▶ [EXERCISE]
Write out the material exactly, with the pictures left out.

▶ [DATASET ENTRIES]
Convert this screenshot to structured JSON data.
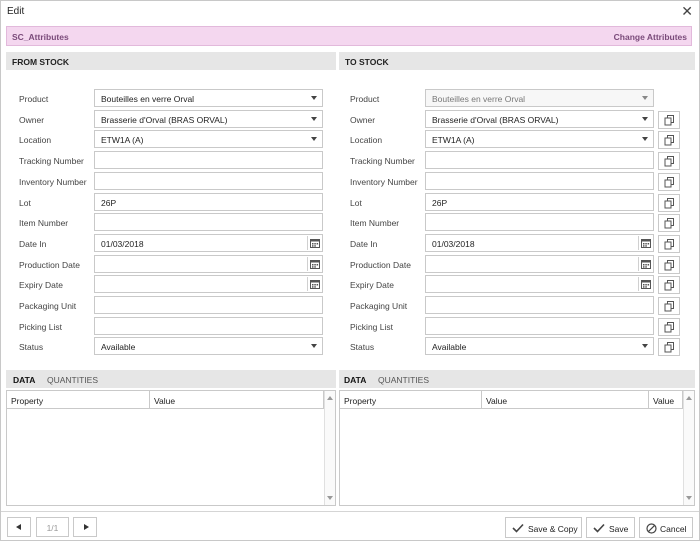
{
  "window": {
    "title": "Edit"
  },
  "attributes_bar": {
    "name": "SC_Attributes",
    "change_label": "Change Attributes"
  },
  "from_stock": {
    "header": "FROM STOCK",
    "fields": [
      {
        "label": "Product",
        "value": "Bouteilles en verre Orval",
        "kind": "select"
      },
      {
        "label": "Owner",
        "value": "Brasserie d'Orval (BRAS ORVAL)",
        "kind": "select"
      },
      {
        "label": "Location",
        "value": "ETW1A (A)",
        "kind": "select"
      },
      {
        "label": "Tracking Number",
        "value": "",
        "kind": "text"
      },
      {
        "label": "Inventory Number",
        "value": "",
        "kind": "text"
      },
      {
        "label": "Lot",
        "value": "26P",
        "kind": "text"
      },
      {
        "label": "Item Number",
        "value": "",
        "kind": "text"
      },
      {
        "label": "Date In",
        "value": "01/03/2018",
        "kind": "date"
      },
      {
        "label": "Production Date",
        "value": "",
        "kind": "date"
      },
      {
        "label": "Expiry Date",
        "value": "",
        "kind": "date"
      },
      {
        "label": "Packaging Unit",
        "value": "",
        "kind": "text"
      },
      {
        "label": "Picking List",
        "value": "",
        "kind": "text"
      },
      {
        "label": "Status",
        "value": "Available",
        "kind": "select"
      }
    ],
    "tabs": [
      "DATA",
      "QUANTITIES"
    ],
    "grid_columns": [
      "Property",
      "Value"
    ]
  },
  "to_stock": {
    "header": "TO STOCK",
    "fields": [
      {
        "label": "Product",
        "value": "Bouteilles en verre Orval",
        "kind": "select",
        "disabled": true
      },
      {
        "label": "Owner",
        "value": "Brasserie d'Orval (BRAS ORVAL)",
        "kind": "select"
      },
      {
        "label": "Location",
        "value": "ETW1A (A)",
        "kind": "select"
      },
      {
        "label": "Tracking Number",
        "value": "",
        "kind": "text"
      },
      {
        "label": "Inventory Number",
        "value": "",
        "kind": "text"
      },
      {
        "label": "Lot",
        "value": "26P",
        "kind": "text"
      },
      {
        "label": "Item Number",
        "value": "",
        "kind": "text"
      },
      {
        "label": "Date In",
        "value": "01/03/2018",
        "kind": "date"
      },
      {
        "label": "Production Date",
        "value": "",
        "kind": "date"
      },
      {
        "label": "Expiry Date",
        "value": "",
        "kind": "date"
      },
      {
        "label": "Packaging Unit",
        "value": "",
        "kind": "text"
      },
      {
        "label": "Picking List",
        "value": "",
        "kind": "text"
      },
      {
        "label": "Status",
        "value": "Available",
        "kind": "select"
      }
    ],
    "tabs": [
      "DATA",
      "QUANTITIES"
    ],
    "grid_columns": [
      "Property",
      "Value",
      "Value"
    ]
  },
  "footer": {
    "page_indicator": "1/1",
    "save_copy_label": "Save & Copy",
    "save_label": "Save",
    "cancel_label": "Cancel"
  },
  "icons": {
    "close": "close-icon",
    "dropdown": "chevron-down-icon",
    "calendar": "calendar-icon",
    "copy": "copy-icon",
    "check": "check-icon",
    "cancel": "cancel-icon"
  }
}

▶ [RIGHT ANSWER]
Convert this screenshot to structured JSON data.
{
  "window": {
    "title": "Edit"
  },
  "attributes_bar": {
    "name": "SC_Attributes",
    "change_label": "Change Attributes"
  },
  "from_stock": {
    "header": "FROM STOCK",
    "fields": [
      {
        "label": "Product",
        "value": "Bouteilles en verre Orval",
        "kind": "select"
      },
      {
        "label": "Owner",
        "value": "Brasserie d'Orval (BRAS ORVAL)",
        "kind": "select"
      },
      {
        "label": "Location",
        "value": "ETW1A (A)",
        "kind": "select"
      },
      {
        "label": "Tracking Number",
        "value": "",
        "kind": "text"
      },
      {
        "label": "Inventory Number",
        "value": "",
        "kind": "text"
      },
      {
        "label": "Lot",
        "value": "26P",
        "kind": "text"
      },
      {
        "label": "Item Number",
        "value": "",
        "kind": "text"
      },
      {
        "label": "Date In",
        "value": "01/03/2018",
        "kind": "date"
      },
      {
        "label": "Production Date",
        "value": "",
        "kind": "date"
      },
      {
        "label": "Expiry Date",
        "value": "",
        "kind": "date"
      },
      {
        "label": "Packaging Unit",
        "value": "",
        "kind": "text"
      },
      {
        "label": "Picking List",
        "value": "",
        "kind": "text"
      },
      {
        "label": "Status",
        "value": "Available",
        "kind": "select"
      }
    ],
    "tabs": [
      "DATA",
      "QUANTITIES"
    ],
    "grid_columns": [
      "Property",
      "Value"
    ]
  },
  "to_stock": {
    "header": "TO STOCK",
    "fields": [
      {
        "label": "Product",
        "value": "Bouteilles en verre Orval",
        "kind": "select",
        "disabled": true
      },
      {
        "label": "Owner",
        "value": "Brasserie d'Orval (BRAS ORVAL)",
        "kind": "select"
      },
      {
        "label": "Location",
        "value": "ETW1A (A)",
        "kind": "select"
      },
      {
        "label": "Tracking Number",
        "value": "",
        "kind": "text"
      },
      {
        "label": "Inventory Number",
        "value": "",
        "kind": "text"
      },
      {
        "label": "Lot",
        "value": "26P",
        "kind": "text"
      },
      {
        "label": "Item Number",
        "value": "",
        "kind": "text"
      },
      {
        "label": "Date In",
        "value": "01/03/2018",
        "kind": "date"
      },
      {
        "label": "Production Date",
        "value": "",
        "kind": "date"
      },
      {
        "label": "Expiry Date",
        "value": "",
        "kind": "date"
      },
      {
        "label": "Packaging Unit",
        "value": "",
        "kind": "text"
      },
      {
        "label": "Picking List",
        "value": "",
        "kind": "text"
      },
      {
        "label": "Status",
        "value": "Available",
        "kind": "select"
      }
    ],
    "tabs": [
      "DATA",
      "QUANTITIES"
    ],
    "grid_columns": [
      "Property",
      "Value",
      "Value"
    ]
  },
  "footer": {
    "page_indicator": "1/1",
    "save_copy_label": "Save & Copy",
    "save_label": "Save",
    "cancel_label": "Cancel"
  },
  "icons": {
    "close": "close-icon",
    "dropdown": "chevron-down-icon",
    "calendar": "calendar-icon",
    "copy": "copy-icon",
    "check": "check-icon",
    "cancel": "cancel-icon"
  }
}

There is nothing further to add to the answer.